----- DATA FOR THE TASK -----

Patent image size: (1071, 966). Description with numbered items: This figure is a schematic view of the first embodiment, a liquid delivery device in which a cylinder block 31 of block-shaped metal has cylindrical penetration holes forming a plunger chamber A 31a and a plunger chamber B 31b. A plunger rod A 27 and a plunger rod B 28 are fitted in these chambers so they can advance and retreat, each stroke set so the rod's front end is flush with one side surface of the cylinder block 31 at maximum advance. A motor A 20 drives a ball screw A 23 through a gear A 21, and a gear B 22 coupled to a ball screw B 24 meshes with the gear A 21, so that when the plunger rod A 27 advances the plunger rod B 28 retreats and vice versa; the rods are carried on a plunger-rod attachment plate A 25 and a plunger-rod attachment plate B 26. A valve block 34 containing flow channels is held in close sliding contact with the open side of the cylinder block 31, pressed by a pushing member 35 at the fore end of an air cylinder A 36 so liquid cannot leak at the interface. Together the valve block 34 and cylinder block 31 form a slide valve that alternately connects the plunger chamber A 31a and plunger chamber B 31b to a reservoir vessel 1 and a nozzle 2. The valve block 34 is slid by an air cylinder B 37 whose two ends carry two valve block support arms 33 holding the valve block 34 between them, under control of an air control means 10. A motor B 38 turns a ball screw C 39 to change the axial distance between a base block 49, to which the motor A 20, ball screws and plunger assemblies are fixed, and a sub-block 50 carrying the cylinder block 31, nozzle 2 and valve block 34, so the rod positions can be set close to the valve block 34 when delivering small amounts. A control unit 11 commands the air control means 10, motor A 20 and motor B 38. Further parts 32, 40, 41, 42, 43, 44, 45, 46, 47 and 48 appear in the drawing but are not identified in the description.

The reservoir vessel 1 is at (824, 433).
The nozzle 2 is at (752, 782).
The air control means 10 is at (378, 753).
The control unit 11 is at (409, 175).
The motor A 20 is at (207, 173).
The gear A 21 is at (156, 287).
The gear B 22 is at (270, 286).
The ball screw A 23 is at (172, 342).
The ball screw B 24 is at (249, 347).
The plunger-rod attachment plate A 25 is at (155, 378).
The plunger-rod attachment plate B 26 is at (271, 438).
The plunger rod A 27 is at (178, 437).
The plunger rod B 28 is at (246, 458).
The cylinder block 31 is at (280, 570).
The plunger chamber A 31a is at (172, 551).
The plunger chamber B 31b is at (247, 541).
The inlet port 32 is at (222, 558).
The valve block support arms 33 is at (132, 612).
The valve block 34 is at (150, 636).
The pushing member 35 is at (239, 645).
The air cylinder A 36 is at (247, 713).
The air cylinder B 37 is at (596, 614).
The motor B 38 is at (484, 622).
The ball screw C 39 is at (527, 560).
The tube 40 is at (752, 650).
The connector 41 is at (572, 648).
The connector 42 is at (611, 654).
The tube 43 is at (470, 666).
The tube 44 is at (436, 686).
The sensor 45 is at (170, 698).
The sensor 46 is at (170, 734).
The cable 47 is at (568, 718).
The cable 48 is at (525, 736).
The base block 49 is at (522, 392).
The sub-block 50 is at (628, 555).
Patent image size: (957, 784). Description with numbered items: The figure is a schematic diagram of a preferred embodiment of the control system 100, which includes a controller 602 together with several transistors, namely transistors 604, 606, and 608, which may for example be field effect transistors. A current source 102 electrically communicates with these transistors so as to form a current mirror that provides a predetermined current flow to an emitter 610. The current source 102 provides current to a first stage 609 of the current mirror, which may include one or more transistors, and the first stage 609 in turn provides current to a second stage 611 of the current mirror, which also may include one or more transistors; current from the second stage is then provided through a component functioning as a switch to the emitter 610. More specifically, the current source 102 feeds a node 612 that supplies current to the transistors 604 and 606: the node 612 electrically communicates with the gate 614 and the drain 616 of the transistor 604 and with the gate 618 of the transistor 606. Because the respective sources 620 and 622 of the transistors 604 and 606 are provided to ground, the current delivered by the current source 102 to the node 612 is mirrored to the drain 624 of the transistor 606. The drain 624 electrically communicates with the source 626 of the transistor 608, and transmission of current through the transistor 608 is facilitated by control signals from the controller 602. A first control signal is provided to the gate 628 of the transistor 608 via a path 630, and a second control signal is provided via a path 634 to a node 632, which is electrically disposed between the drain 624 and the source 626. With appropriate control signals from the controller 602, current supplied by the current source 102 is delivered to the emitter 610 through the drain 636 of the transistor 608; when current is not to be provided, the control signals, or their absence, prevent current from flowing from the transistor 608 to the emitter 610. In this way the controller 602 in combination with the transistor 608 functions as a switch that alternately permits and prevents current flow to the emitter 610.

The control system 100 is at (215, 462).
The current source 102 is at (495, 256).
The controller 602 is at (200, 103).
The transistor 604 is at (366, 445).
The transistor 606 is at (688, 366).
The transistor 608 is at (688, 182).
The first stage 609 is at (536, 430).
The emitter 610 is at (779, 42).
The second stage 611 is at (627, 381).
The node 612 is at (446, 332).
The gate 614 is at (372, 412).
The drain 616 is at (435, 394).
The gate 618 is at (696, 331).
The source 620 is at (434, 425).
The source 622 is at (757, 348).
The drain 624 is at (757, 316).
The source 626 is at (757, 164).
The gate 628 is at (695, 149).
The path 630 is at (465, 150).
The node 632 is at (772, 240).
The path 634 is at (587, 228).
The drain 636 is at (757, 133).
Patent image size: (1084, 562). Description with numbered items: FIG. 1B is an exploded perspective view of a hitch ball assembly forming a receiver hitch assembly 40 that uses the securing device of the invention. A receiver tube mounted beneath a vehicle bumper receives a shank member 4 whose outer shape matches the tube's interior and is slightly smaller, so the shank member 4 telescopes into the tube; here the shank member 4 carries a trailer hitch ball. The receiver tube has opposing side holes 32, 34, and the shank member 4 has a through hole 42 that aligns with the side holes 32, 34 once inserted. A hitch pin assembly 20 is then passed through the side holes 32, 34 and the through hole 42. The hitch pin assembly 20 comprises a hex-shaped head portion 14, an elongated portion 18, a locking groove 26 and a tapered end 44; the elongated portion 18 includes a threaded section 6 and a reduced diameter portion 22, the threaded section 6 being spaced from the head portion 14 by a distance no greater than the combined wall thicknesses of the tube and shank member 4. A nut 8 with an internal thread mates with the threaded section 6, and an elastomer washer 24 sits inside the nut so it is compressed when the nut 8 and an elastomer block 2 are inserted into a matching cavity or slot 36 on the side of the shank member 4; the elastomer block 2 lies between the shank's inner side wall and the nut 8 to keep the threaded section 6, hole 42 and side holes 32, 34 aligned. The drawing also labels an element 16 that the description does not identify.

-----

* [WHAT YOU HAVE TO DO] Locate each line in the records above that contains the word "tube" and copy those lines in full.

* [ANSWER TO THE EXERCISE]
The tube 40 is at (752, 650).
The tube 43 is at (470, 666).
The tube 44 is at (436, 686).
Patent image size: (1084, 562). Description with numbered items: FIG. 1B is an exploded perspective view of a hitch ball assembly forming a receiver hitch assembly 40 that uses the securing device of the invention. A receiver tube mounted beneath a vehicle bumper receives a shank member 4 whose outer shape matches the tube's interior and is slightly smaller, so the shank member 4 telescopes into the tube; here the shank member 4 carries a trailer hitch ball. The receiver tube has opposing side holes 32, 34, and the shank member 4 has a through hole 42 that aligns with the side holes 32, 34 once inserted. A hitch pin assembly 20 is then passed through the side holes 32, 34 and the through hole 42. The hitch pin assembly 20 comprises a hex-shaped head portion 14, an elongated portion 18, a locking groove 26 and a tapered end 44; the elongated portion 18 includes a threaded section 6 and a reduced diameter portion 22, the threaded section 6 being spaced from the head portion 14 by a distance no greater than the combined wall thicknesses of the tube and shank member 4. A nut 8 with an internal thread mates with the threaded section 6, and an elastomer washer 24 sits inside the nut so it is compressed when the nut 8 and an elastomer block 2 are inserted into a matching cavity or slot 36 on the side of the shank member 4; the elastomer block 2 lies between the shank's inner side wall and the nut 8 to keep the threaded section 6, hole 42 and side holes 32, 34 aligned. The drawing also labels an element 16 that the description does not identify.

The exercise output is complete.